- Records supplied:
────────────────────────────────────────
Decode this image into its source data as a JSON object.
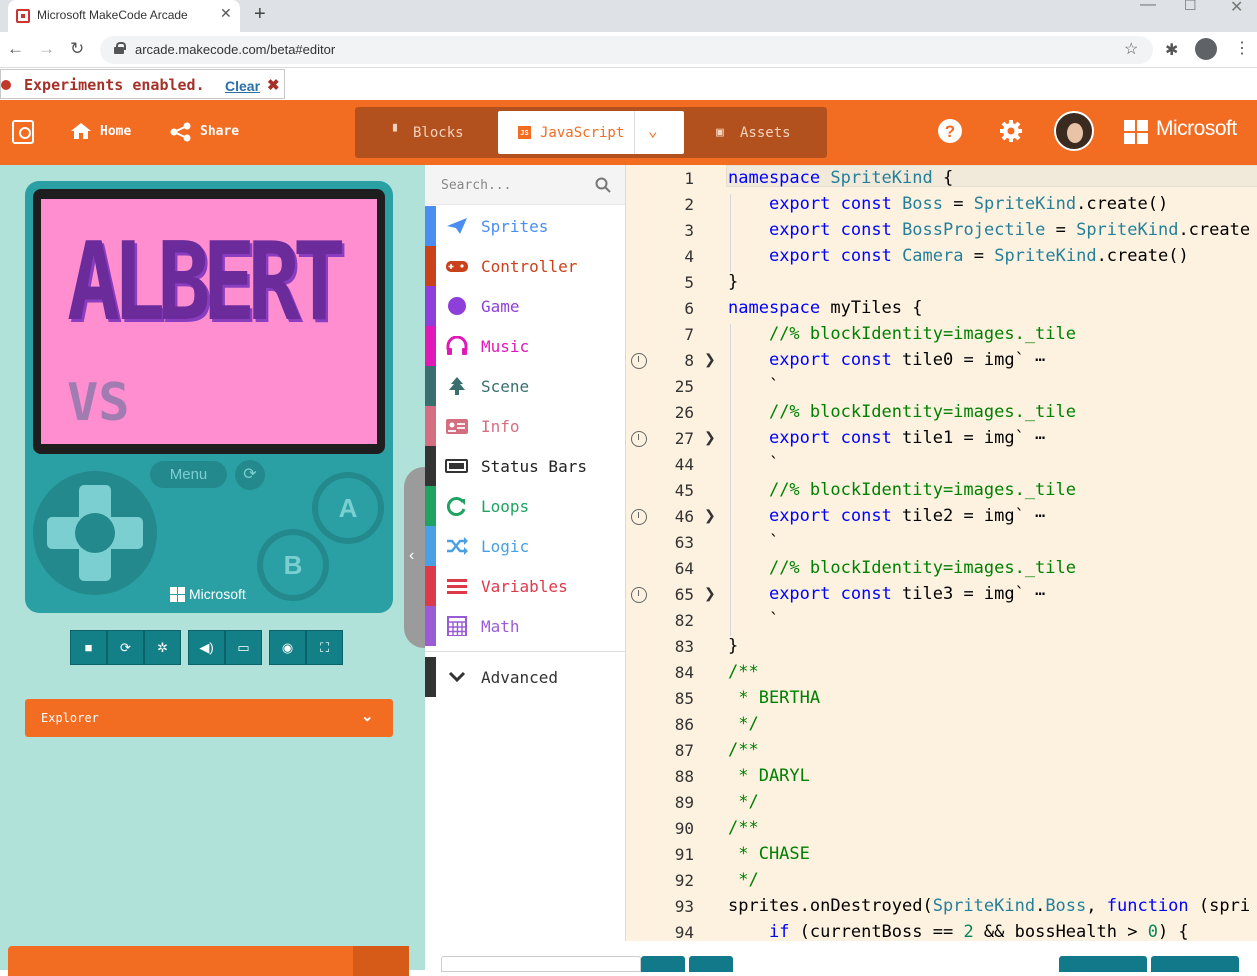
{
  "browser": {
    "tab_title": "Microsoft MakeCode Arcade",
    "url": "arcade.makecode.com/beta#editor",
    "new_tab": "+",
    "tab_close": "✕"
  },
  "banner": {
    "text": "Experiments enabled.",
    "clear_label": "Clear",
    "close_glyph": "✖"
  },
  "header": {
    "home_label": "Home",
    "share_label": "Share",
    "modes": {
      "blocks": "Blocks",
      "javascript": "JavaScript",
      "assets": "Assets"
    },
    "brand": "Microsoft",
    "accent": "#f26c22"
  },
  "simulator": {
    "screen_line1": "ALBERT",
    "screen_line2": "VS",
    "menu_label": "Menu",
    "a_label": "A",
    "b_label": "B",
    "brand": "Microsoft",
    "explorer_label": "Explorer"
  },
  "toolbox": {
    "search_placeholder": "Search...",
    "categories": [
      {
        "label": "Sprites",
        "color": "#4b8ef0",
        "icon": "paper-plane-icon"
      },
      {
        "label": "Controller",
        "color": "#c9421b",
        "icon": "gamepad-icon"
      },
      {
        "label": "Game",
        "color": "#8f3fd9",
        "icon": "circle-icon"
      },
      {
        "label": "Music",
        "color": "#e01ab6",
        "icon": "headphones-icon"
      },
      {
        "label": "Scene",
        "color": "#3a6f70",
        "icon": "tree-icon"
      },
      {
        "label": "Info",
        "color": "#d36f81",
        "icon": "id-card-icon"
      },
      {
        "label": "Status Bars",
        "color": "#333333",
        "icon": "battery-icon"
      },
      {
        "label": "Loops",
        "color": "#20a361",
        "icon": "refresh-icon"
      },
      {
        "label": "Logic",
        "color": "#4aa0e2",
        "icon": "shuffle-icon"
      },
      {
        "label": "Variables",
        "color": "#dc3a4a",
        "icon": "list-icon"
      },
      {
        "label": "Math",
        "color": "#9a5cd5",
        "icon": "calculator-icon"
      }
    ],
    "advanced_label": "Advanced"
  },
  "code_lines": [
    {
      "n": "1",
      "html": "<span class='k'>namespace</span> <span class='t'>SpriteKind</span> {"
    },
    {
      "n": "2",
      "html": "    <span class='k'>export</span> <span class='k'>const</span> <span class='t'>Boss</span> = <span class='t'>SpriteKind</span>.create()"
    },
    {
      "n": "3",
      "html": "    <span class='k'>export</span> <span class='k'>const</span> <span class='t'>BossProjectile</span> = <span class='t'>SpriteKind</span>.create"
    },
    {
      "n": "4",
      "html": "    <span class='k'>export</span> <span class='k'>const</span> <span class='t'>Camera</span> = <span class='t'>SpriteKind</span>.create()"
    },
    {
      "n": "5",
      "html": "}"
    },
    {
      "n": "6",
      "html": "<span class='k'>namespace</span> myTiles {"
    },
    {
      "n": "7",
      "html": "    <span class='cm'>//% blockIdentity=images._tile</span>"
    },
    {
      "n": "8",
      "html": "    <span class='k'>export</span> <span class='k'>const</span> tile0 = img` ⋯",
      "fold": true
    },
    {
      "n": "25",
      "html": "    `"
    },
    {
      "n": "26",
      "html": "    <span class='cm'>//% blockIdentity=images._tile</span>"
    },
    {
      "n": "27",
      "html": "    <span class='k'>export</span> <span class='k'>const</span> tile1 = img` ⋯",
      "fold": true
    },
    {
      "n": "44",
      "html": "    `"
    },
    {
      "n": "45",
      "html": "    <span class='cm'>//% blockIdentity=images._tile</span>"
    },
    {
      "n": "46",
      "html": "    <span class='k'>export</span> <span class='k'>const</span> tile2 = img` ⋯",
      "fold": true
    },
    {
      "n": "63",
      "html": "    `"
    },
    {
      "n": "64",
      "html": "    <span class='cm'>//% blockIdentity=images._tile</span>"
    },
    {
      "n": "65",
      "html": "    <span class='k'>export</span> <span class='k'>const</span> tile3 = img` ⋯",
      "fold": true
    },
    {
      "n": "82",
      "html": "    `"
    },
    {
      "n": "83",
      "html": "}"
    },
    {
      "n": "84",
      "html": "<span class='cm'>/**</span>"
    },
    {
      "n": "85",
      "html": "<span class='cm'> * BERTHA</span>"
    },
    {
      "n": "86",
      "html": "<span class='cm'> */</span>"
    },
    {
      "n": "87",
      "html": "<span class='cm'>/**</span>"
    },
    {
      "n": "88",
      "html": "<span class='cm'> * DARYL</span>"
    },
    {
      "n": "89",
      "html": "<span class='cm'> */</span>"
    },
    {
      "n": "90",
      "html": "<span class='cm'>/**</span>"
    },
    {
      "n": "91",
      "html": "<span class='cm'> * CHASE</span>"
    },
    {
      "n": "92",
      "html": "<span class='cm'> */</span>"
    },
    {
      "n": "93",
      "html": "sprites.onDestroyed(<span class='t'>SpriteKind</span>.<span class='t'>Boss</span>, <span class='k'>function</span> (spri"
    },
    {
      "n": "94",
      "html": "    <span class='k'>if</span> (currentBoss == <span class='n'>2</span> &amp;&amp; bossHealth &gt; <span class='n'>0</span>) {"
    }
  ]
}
────────────────────────────────────────
- Goal: Give every line of the material that includes the string "color".

- Solution:
        "color": "#4b8ef0",
        "color": "#c9421b",
        "color": "#8f3fd9",
        "color": "#e01ab6",
        "color": "#3a6f70",
        "color": "#d36f81",
        "color": "#333333",
        "color": "#20a361",
        "color": "#4aa0e2",
        "color": "#dc3a4a",
        "color": "#9a5cd5",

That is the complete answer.